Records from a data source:
_ _ _ _ _ _ _

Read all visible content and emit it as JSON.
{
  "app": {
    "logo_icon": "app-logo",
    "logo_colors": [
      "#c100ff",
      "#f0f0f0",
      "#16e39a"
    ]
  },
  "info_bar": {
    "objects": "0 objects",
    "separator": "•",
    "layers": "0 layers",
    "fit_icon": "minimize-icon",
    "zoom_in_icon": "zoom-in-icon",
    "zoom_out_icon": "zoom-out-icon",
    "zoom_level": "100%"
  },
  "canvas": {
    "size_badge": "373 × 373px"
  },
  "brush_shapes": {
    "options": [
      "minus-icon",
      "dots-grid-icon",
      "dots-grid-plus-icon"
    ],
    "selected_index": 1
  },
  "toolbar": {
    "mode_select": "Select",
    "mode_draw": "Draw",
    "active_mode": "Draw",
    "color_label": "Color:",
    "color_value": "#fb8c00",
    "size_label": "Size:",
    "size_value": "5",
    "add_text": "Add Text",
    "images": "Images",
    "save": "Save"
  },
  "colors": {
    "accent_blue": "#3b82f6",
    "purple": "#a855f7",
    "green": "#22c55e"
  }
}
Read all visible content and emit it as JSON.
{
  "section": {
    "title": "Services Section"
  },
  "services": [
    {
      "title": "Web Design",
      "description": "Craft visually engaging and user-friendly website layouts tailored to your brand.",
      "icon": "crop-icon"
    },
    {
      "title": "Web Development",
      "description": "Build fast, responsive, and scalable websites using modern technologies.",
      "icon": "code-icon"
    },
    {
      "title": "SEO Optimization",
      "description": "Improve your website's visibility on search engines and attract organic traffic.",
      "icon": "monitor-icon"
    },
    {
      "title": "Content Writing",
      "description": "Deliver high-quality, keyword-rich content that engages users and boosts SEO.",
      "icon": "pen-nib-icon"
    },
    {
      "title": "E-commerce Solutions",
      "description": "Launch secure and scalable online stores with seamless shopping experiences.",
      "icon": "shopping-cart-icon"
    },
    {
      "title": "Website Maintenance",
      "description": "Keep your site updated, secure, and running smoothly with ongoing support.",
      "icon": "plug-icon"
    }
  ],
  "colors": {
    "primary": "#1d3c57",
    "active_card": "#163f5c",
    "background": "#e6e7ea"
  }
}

_ _ _ _ _ _ _

To be done: Extract each line of the material exactly as it stands.

Answer below:
Read all visible content and emit it as JSON.
{
  "app": {
    "logo_icon": "app-logo",
    "logo_colors": [
      "#c100ff",
      "#f0f0f0",
      "#16e39a"
    ]
  },
  "info_bar": {
    "objects": "0 objects",
    "separator": "•",
    "layers": "0 layers",
    "fit_icon": "minimize-icon",
    "zoom_in_icon": "zoom-in-icon",
    "zoom_out_icon": "zoom-out-icon",
    "zoom_level": "100%"
  },
  "canvas": {
    "size_badge": "373 × 373px"
  },
  "brush_shapes": {
    "options": [
      "minus-icon",
      "dots-grid-icon",
      "dots-grid-plus-icon"
    ],
    "selected_index": 1
  },
  "toolbar": {
    "mode_select": "Select",
    "mode_draw": "Draw",
    "active_mode": "Draw",
    "color_label": "Color:",
    "color_value": "#fb8c00",
    "size_label": "Size:",
    "size_value": "5",
    "add_text": "Add Text",
    "images": "Images",
    "save": "Save"
  },
  "colors": {
    "accent_blue": "#3b82f6",
    "purple": "#a855f7",
    "green": "#22c55e"
  }
}
Read all visible content and emit it as JSON.
{
  "section": {
    "title": "Services Section"
  },
  "services": [
    {
      "title": "Web Design",
      "description": "Craft visually engaging and user-friendly website layouts tailored to your brand.",
      "icon": "crop-icon"
    },
    {
      "title": "Web Development",
      "description": "Build fast, responsive, and scalable websites using modern technologies.",
      "icon": "code-icon"
    },
    {
      "title": "SEO Optimization",
      "description": "Improve your website's visibility on search engines and attract organic traffic.",
      "icon": "monitor-icon"
    },
    {
      "title": "Content Writing",
      "description": "Deliver high-quality, keyword-rich content that engages users and boosts SEO.",
      "icon": "pen-nib-icon"
    },
    {
      "title": "E-commerce Solutions",
      "description": "Launch secure and scalable online stores with seamless shopping experiences.",
      "icon": "shopping-cart-icon"
    },
    {
      "title": "Website Maintenance",
      "description": "Keep your site updated, secure, and running smoothly with ongoing support.",
      "icon": "plug-icon"
    }
  ],
  "colors": {
    "primary": "#1d3c57",
    "active_card": "#163f5c",
    "background": "#e6e7ea"
  }
}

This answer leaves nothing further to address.